» Aim of the task
Repeat the rows from the line with "Find all labels, buttons, inputs, and" to the line with "table-row: CN3A111-1913-1 07063-51100", swapping "bounding boxes" for "positions" and keeping everything else the same. Leave the pictures out.

Start of Data for the task

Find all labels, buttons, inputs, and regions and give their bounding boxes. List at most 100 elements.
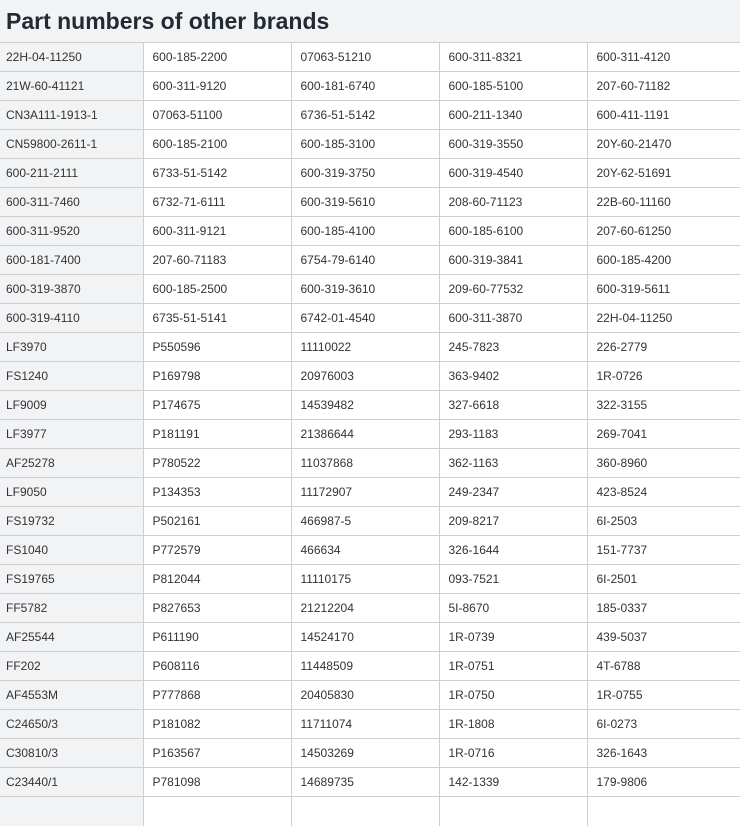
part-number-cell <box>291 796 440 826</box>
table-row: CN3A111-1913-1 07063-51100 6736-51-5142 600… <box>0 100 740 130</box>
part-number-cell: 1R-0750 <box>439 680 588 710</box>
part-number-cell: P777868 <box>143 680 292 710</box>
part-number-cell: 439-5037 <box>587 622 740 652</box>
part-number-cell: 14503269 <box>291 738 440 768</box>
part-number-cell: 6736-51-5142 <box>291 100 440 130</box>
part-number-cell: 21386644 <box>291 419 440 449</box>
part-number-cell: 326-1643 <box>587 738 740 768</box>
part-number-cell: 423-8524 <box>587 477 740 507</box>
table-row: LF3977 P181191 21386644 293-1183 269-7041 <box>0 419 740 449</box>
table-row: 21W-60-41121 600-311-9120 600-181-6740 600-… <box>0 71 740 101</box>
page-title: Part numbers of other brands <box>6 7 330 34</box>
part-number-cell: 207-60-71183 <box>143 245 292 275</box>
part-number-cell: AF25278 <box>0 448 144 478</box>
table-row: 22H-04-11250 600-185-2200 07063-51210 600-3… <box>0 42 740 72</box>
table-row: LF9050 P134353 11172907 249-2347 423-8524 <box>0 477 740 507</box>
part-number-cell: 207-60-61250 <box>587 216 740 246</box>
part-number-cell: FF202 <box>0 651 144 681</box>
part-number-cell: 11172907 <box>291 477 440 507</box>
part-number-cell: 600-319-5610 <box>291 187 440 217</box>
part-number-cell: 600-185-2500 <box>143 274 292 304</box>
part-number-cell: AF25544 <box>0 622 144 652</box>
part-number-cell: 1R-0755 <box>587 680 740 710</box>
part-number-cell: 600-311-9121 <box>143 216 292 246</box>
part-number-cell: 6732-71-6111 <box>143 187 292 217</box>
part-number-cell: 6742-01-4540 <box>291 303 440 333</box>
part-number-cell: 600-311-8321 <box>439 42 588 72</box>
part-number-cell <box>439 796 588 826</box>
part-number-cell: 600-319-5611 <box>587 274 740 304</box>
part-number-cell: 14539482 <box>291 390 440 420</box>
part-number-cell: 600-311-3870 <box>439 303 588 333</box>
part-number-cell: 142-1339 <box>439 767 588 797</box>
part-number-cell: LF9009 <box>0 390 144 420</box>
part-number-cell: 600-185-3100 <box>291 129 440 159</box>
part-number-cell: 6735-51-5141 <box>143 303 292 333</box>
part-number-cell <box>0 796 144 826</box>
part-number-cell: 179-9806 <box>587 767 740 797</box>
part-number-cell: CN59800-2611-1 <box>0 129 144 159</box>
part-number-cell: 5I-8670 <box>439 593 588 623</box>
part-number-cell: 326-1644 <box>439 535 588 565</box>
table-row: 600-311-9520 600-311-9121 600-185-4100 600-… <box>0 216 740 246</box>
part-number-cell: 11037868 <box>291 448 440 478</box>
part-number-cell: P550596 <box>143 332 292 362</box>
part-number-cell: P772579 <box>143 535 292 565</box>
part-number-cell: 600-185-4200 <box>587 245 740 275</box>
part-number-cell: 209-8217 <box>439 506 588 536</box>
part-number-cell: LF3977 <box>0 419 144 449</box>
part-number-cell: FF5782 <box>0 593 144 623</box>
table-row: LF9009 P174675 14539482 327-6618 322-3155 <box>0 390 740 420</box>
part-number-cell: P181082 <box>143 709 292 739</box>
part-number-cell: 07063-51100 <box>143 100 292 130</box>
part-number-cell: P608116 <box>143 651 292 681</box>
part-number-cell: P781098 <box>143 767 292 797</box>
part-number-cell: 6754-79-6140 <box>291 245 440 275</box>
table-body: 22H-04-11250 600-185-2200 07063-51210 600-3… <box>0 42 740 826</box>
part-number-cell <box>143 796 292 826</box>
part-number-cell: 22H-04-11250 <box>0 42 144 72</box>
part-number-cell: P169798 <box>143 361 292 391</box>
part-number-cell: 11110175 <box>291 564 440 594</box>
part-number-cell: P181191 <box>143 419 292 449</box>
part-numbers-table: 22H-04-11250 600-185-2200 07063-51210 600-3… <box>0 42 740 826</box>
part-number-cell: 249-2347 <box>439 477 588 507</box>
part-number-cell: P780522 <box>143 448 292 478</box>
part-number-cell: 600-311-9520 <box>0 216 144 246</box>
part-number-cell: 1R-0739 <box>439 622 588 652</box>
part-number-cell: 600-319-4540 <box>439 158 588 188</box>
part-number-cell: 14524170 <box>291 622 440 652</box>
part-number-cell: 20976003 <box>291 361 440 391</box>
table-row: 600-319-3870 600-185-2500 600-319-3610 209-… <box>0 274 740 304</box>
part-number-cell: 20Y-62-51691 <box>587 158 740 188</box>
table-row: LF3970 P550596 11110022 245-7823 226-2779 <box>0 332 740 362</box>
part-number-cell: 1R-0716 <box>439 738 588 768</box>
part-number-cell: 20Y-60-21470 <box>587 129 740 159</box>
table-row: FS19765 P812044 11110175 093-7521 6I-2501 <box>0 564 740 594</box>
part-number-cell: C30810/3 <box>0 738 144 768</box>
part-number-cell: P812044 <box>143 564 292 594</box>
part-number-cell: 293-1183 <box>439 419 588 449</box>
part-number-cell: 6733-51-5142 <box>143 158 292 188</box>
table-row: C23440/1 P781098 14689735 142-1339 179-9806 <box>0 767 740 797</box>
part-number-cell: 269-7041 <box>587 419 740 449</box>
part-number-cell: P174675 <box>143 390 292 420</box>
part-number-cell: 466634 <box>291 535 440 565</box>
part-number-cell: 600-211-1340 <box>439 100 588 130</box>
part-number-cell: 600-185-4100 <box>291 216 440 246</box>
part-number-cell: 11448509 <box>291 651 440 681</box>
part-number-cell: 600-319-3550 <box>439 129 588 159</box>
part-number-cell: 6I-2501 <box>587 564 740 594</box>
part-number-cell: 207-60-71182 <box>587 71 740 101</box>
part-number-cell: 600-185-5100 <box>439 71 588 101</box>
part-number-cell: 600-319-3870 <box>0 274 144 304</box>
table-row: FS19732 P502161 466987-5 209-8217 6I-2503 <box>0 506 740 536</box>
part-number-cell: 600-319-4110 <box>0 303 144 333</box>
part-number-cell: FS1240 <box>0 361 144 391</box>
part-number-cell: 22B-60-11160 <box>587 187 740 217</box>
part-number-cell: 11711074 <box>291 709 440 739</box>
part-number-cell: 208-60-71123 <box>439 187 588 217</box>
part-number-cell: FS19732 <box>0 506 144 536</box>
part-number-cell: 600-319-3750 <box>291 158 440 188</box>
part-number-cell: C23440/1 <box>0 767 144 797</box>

End of Data for the task
Start of Data for the task

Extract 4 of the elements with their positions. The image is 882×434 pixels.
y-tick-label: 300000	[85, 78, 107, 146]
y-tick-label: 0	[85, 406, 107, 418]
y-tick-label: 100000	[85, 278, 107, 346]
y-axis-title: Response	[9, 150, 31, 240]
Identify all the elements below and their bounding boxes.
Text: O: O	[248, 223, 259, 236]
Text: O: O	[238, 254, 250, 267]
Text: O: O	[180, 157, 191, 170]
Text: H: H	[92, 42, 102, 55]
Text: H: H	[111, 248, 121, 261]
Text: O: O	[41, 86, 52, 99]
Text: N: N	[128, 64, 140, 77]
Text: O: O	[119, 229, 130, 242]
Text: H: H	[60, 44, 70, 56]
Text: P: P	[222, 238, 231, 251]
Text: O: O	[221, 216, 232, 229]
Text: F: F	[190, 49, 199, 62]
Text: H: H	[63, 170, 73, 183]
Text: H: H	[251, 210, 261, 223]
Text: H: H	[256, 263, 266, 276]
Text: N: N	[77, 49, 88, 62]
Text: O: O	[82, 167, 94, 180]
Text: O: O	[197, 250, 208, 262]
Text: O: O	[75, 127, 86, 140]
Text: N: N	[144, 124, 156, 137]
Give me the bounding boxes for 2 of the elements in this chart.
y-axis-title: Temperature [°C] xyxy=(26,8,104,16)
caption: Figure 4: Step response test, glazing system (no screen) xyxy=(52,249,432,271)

End of Data for the task

» Correct response
Find all labels, buttons, inputs, and regions and give their positions. List at most 100 elements.
part-number-cell <box>291 796 440 826</box>
table-row: CN3A111-1913-1 07063-51100 6736-51-5142 600… <box>0 100 740 130</box>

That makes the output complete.